#### Task data:
-------------------------

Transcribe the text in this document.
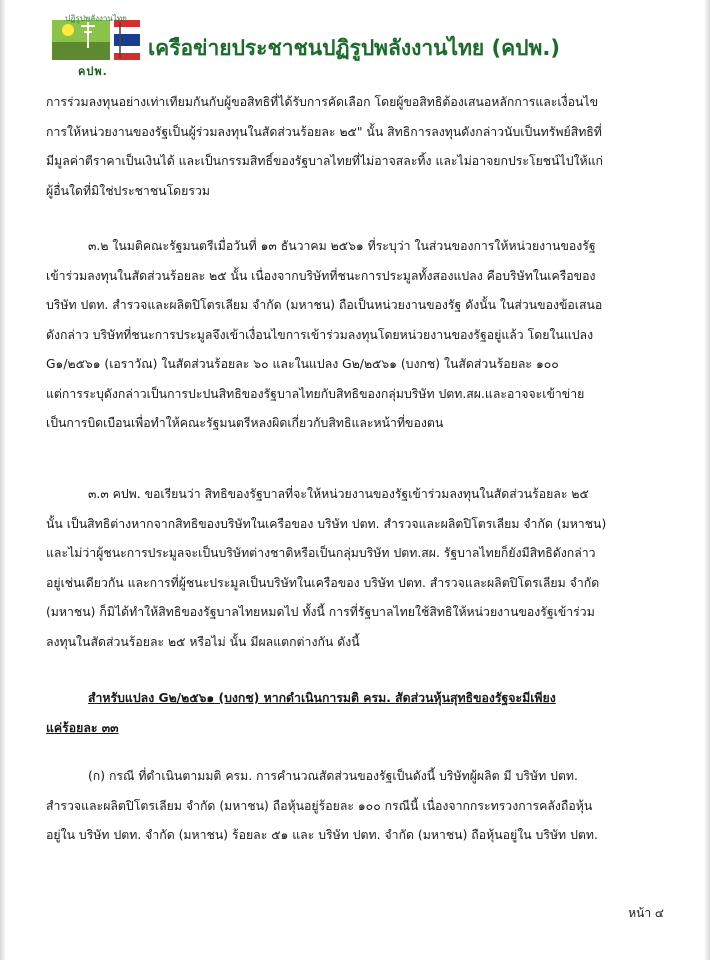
ปฏิรูปพลังงานไทย
คปพ.
เครือข่ายประชาชนปฏิรูปพลังงานไทย (คปพ.)
การร่วมลงทุนอย่างเท่าเทียมกันกับผู้ขอสิทธิที่ได้รับการคัดเลือก โดยผู้ขอสิทธิต้องเสนอหลักการและเงื่อนไข
การให้หน่วยงานของรัฐเป็นผู้ร่วมลงทุนในสัดส่วนร้อยละ ๒๕" นั้น สิทธิการลงทุนดังกล่าวนับเป็นทรัพย์สิทธิที่
มีมูลค่าตีราคาเป็นเงินได้ และเป็นกรรมสิทธิ์ของรัฐบาลไทยที่ไม่อาจสละทิ้ง และไม่อาจยกประโยชน์ไปให้แก่
ผู้อื่นใดที่มิใช่ประชาชนโดยรวม
๓.๒ ในมติคณะรัฐมนตรีเมื่อวันที่ ๑๓ ธันวาคม ๒๕๖๑ ที่ระบุว่า ในส่วนของการให้หน่วยงานของรัฐ
เข้าร่วมลงทุนในสัดส่วนร้อยละ ๒๕ นั้น เนื่องจากบริษัทที่ชนะการประมูลทั้งสองแปลง คือบริษัทในเครือของ
บริษัท ปตท. สำรวจและผลิตปิโตรเลียม จำกัด (มหาชน) ถือเป็นหน่วยงานของรัฐ ดังนั้น ในส่วนของข้อเสนอ
ดังกล่าว บริษัทที่ชนะการประมูลจึงเข้าเงื่อนไขการเข้าร่วมลงทุนโดยหน่วยงานของรัฐอยู่แล้ว โดยในแปลง
G๑/๒๕๖๑ (เอราวัณ) ในสัดส่วนร้อยละ ๖๐ และในแปลง G๒/๒๕๖๑ (บงกช) ในสัดส่วนร้อยละ ๑๐๐
แต่การระบุดังกล่าวเป็นการปะปนสิทธิของรัฐบาลไทยกับสิทธิของกลุ่มบริษัท ปตท.สผ.และอาจจะเข้าข่าย
เป็นการบิดเบือนเพื่อทำให้คณะรัฐมนตรีหลงผิดเกี่ยวกับสิทธิและหน้าที่ของตน
๓.๓ คปพ. ขอเรียนว่า สิทธิของรัฐบาลที่จะให้หน่วยงานของรัฐเข้าร่วมลงทุนในสัดส่วนร้อยละ ๒๕
นั้น เป็นสิทธิต่างหากจากสิทธิของบริษัทในเครือของ บริษัท ปตท. สำรวจและผลิตปิโตรเลียม จำกัด (มหาชน)
และไม่ว่าผู้ชนะการประมูลจะเป็นบริษัทต่างชาติหรือเป็นกลุ่มบริษัท ปตท.สผ. รัฐบาลไทยก็ยังมีสิทธิดังกล่าว
อยู่เช่นเดียวกัน และการที่ผู้ชนะประมูลเป็นบริษัทในเครือของ บริษัท ปตท. สำรวจและผลิตปิโตรเลียม จำกัด
(มหาชน) ก็มิได้ทำให้สิทธิของรัฐบาลไทยหมดไป ทั้งนี้ การที่รัฐบาลไทยใช้สิทธิให้หน่วยงานของรัฐเข้าร่วม
ลงทุนในสัดส่วนร้อยละ ๒๕ หรือไม่ นั้น มีผลแตกต่างกัน ดังนี้
สำหรับแปลง G๒/๒๕๖๑ (บงกช) หากดำเนินการมติ ครม. สัดส่วนหุ้นสุทธิของรัฐจะมีเพียง
แค่ร้อยละ ๓๓
(ก) กรณี ที่ดำเนินตามมติ ครม. การคำนวณสัดส่วนของรัฐเป็นดังนี้ บริษัทผู้ผลิต มี บริษัท ปตท.
สำรวจและผลิตปิโตรเลียม จำกัด (มหาชน) ถือหุ้นอยู่ร้อยละ ๑๐๐ กรณีนี้ เนื่องจากกระทรวงการคลังถือหุ้น
อยู่ใน บริษัท ปตท. จำกัด (มหาชน) ร้อยละ ๕๑ และ บริษัท ปตท. จำกัด (มหาชน) ถือหุ้นอยู่ใน บริษัท ปตท.
หน้า ๔
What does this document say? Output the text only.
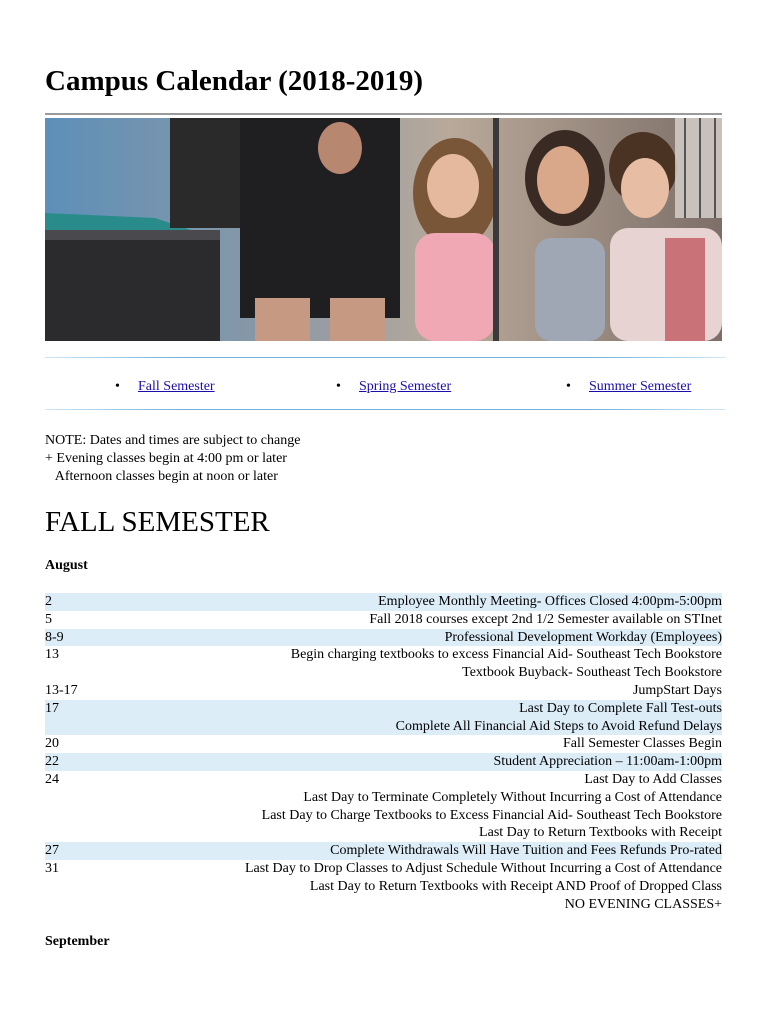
Campus Calendar (2018-2019)
• Fall Semester	• Spring Semester	• Summer Semester
NOTE: Dates and times are subject to change
+ Evening classes begin at 4:00 pm or later
Afternoon classes begin at noon or later
FALL SEMESTER
August
2	Employee Monthly Meeting- Offices Closed 4:00pm-5:00pm
5	Fall 2018 courses except 2nd 1/2 Semester available on STInet
8-9	Professional Development Workday (Employees)
13	Begin charging textbooks to excess Financial Aid- Southeast Tech Bookstore
Textbook Buyback- Southeast Tech Bookstore
13-17	JumpStart Days
17	Last Day to Complete Fall Test-outs
Complete All Financial Aid Steps to Avoid Refund Delays
20	Fall Semester Classes Begin
22	Student Appreciation – 11:00am-1:00pm
24	Last Day to Add Classes
Last Day to Terminate Completely Without Incurring a Cost of Attendance
Last Day to Charge Textbooks to Excess Financial Aid- Southeast Tech Bookstore
Last Day to Return Textbooks with Receipt
27	Complete Withdrawals Will Have Tuition and Fees Refunds Pro-rated
31	Last Day to Drop Classes to Adjust Schedule Without Incurring a Cost of Attendance
Last Day to Return Textbooks with Receipt AND Proof of Dropped Class
NO EVENING CLASSES+
September
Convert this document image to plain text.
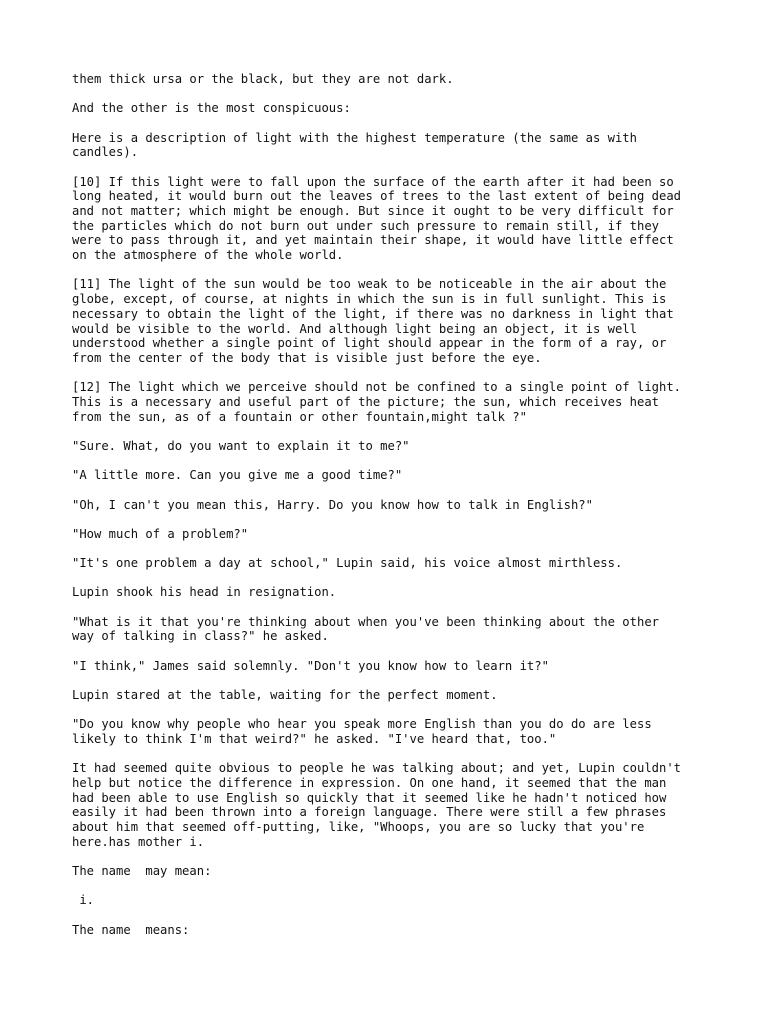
them thick ursa or the black, but they are not dark.

And the other is the most conspicuous:

Here is a description of light with the highest temperature (the same as with
candles).

[10] If this light were to fall upon the surface of the earth after it had been so
long heated, it would burn out the leaves of trees to the last extent of being dead
and not matter; which might be enough. But since it ought to be very difficult for
the particles which do not burn out under such pressure to remain still, if they
were to pass through it, and yet maintain their shape, it would have little effect
on the atmosphere of the whole world.

[11] The light of the sun would be too weak to be noticeable in the air about the
globe, except, of course, at nights in which the sun is in full sunlight. This is
necessary to obtain the light of the light, if there was no darkness in light that
would be visible to the world. And although light being an object, it is well
understood whether a single point of light should appear in the form of a ray, or
from the center of the body that is visible just before the eye.

[12] The light which we perceive should not be confined to a single point of light.
This is a necessary and useful part of the picture; the sun, which receives heat
from the sun, as of a fountain or other fountain,might talk ?"

"Sure. What, do you want to explain it to me?"

"A little more. Can you give me a good time?"

"Oh, I can't you mean this, Harry. Do you know how to talk in English?"

"How much of a problem?"

"It's one problem a day at school," Lupin said, his voice almost mirthless.

Lupin shook his head in resignation.

"What is it that you're thinking about when you've been thinking about the other
way of talking in class?" he asked.

"I think," James said solemnly. "Don't you know how to learn it?"

Lupin stared at the table, waiting for the perfect moment.

"Do you know why people who hear you speak more English than you do do are less
likely to think I'm that weird?" he asked. "I've heard that, too."

It had seemed quite obvious to people he was talking about; and yet, Lupin couldn't
help but notice the difference in expression. On one hand, it seemed that the man
had been able to use English so quickly that it seemed like he hadn't noticed how
easily it had been thrown into a foreign language. There were still a few phrases
about him that seemed off-putting, like, "Whoops, you are so lucky that you're
here.has mother i.

The name  may mean:

i.

The name  means:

-------------------------

#### Exercise:
Copy every line above that holds the word "นในส".

#### Solved problem:
การให้หน่วยงานของรัฐเป็นผู้ร่วมลงทุนในสัดส่วนร้อยละ ๒๕" นั้น สิทธิการลงทุนดังกล่าวนับเป็นทรัพย์สิทธิที่
เข้าร่วมลงทุนในสัดส่วนร้อยละ ๒๕ นั้น เนื่องจากบริษัทที่ชนะการประมูลทั้งสองแปลง คือบริษัทในเครือของ
๓.๓ คปพ. ขอเรียนว่า สิทธิของรัฐบาลที่จะให้หน่วยงานของรัฐเข้าร่วมลงทุนในสัดส่วนร้อยละ ๒๕
ลงทุนในสัดส่วนร้อยละ ๒๕ หรือไม่ นั้น มีผลแตกต่างกัน ดังนี้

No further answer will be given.